● **What is being asked**: Where a line of the listing below includes the word "name", reproduce that line.

▶

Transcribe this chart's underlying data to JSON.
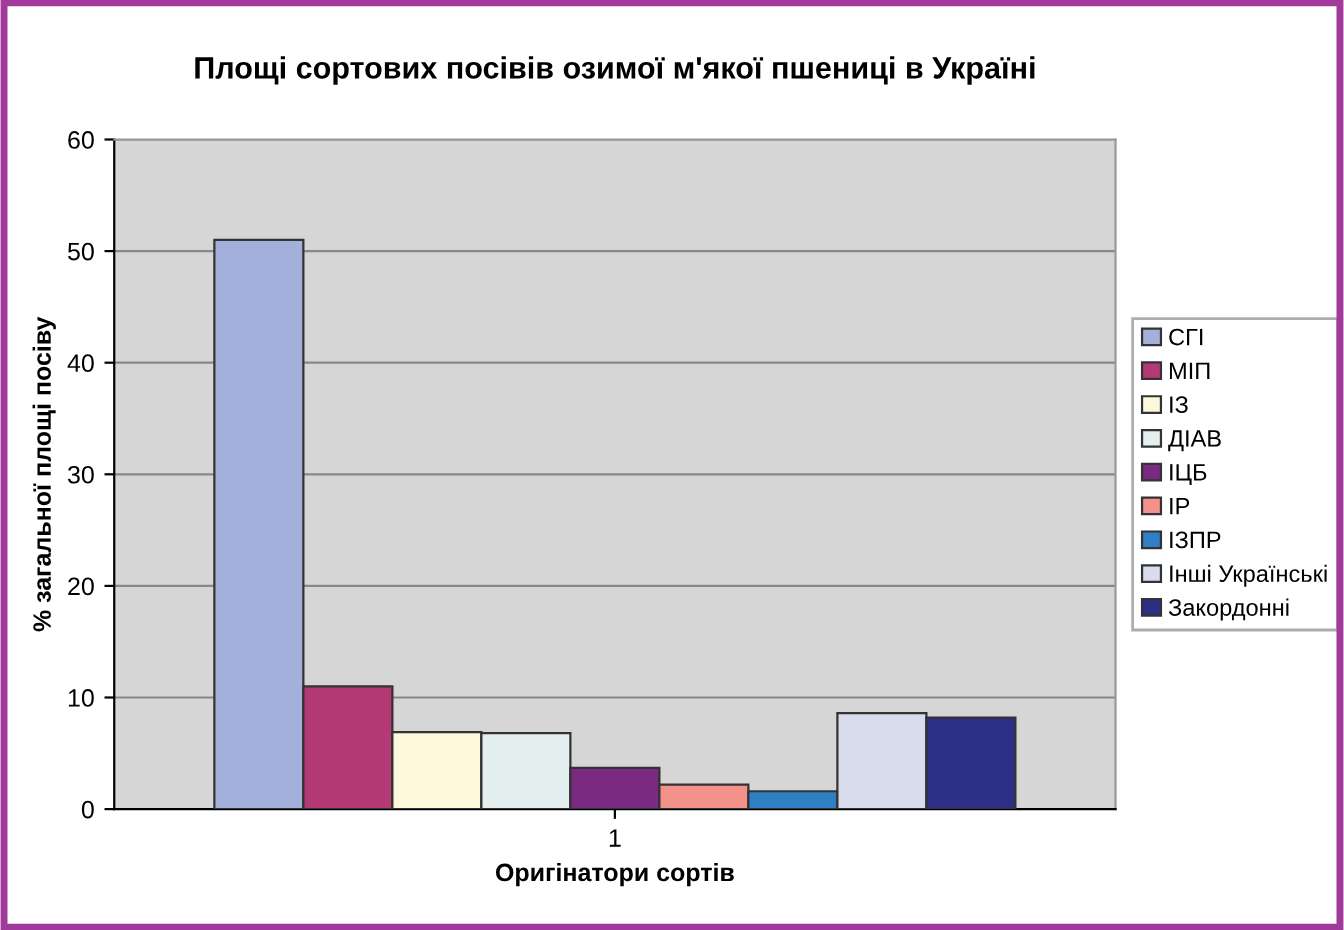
{
  "chart_data": {
    "type": "bar",
    "title": "Площі сортових посівів озимої м'якої пшениці в Україні",
    "xlabel": "Оригінатори сортів",
    "ylabel": "% загальної площі посіву",
    "categories": [
      "1"
    ],
    "series": [
      {
        "name": "СГІ",
        "color": "#a3b0dc",
        "values": [
          51
        ]
      },
      {
        "name": "МІП",
        "color": "#b33a74",
        "values": [
          11
        ]
      },
      {
        "name": "ІЗ",
        "color": "#fdf8dc",
        "values": [
          6.9
        ]
      },
      {
        "name": "ДІАВ",
        "color": "#e3f0ef",
        "values": [
          6.8
        ]
      },
      {
        "name": "ІЦБ",
        "color": "#7a2a80",
        "values": [
          3.7
        ]
      },
      {
        "name": "ІР",
        "color": "#f3918a",
        "values": [
          2.2
        ]
      },
      {
        "name": "ІЗПР",
        "color": "#2f7fc4",
        "values": [
          1.6
        ]
      },
      {
        "name": "Інші Українські",
        "color": "#d8dcec",
        "values": [
          8.6
        ]
      },
      {
        "name": "Закордонні",
        "color": "#2d2e86",
        "values": [
          8.2
        ]
      }
    ],
    "ylim": [
      0,
      60
    ],
    "yticks": [
      0,
      10,
      20,
      30,
      40,
      50,
      60
    ],
    "grid": "y",
    "legend": "right"
  }
}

◀

● **Reply to the exercise**:
        "name": "СГІ",
        "name": "МІП",
        "name": "ІЗ",
        "name": "ДІАВ",
        "name": "ІЦБ",
        "name": "ІР",
        "name": "ІЗПР",
        "name": "Інші Українські",
        "name": "Закордонні",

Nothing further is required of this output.